▶ **TASK DIRECTIONS**
Check each line of the listing below for the string "born", and copy the ones that have it.

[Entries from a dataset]
*-*-*

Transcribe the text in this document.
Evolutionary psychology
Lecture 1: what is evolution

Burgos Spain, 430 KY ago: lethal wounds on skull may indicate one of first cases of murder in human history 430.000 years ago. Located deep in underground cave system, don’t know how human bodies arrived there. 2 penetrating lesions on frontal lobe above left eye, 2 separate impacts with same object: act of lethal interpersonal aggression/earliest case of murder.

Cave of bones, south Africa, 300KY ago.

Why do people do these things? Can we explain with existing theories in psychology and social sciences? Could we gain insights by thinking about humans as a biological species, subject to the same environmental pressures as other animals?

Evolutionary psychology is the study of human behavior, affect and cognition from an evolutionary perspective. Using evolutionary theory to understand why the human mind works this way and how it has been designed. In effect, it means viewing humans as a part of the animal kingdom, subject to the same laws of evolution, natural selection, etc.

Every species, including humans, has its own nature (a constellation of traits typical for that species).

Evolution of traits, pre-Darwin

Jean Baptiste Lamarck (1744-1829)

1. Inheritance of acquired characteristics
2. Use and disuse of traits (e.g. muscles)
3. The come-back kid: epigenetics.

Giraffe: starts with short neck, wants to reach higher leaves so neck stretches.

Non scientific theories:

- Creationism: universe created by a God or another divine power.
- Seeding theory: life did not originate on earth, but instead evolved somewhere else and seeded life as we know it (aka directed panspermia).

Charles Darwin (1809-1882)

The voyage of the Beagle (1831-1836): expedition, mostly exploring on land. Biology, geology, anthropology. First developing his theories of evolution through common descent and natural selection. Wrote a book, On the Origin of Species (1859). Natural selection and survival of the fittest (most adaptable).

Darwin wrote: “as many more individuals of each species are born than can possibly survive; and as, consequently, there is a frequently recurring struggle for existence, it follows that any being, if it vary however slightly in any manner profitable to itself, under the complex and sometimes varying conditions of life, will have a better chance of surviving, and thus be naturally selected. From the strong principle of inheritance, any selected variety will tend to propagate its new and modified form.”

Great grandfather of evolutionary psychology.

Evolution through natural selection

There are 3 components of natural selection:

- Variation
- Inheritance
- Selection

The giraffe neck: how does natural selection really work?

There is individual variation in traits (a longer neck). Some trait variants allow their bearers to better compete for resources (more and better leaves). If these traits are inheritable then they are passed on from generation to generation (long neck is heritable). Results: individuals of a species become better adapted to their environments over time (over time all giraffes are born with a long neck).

*-*-*

▶ **RESPONSE**
Darwin wrote: “as many more individuals of each species are born than can possibly survive; and as, consequently, there is a frequently recurring struggle for existence, it follows that any being, if it vary however slightly in any manner profitable to itself, under the complex and sometimes varying conditions of life, will have a better chance of surviving, and thus be naturally selected. From the strong principle of inheritance, any selected variety will tend to propagate its new and modified form.”
There is individual variation in traits (a longer neck). Some trait variants allow their bearers to better compete for resources (more and better leaves). If these traits are inheritable then they are passed on from generation to generation (long neck is heritable). Results: individuals of a species become better adapted to their environments over time (over time all giraffes are born with a long neck).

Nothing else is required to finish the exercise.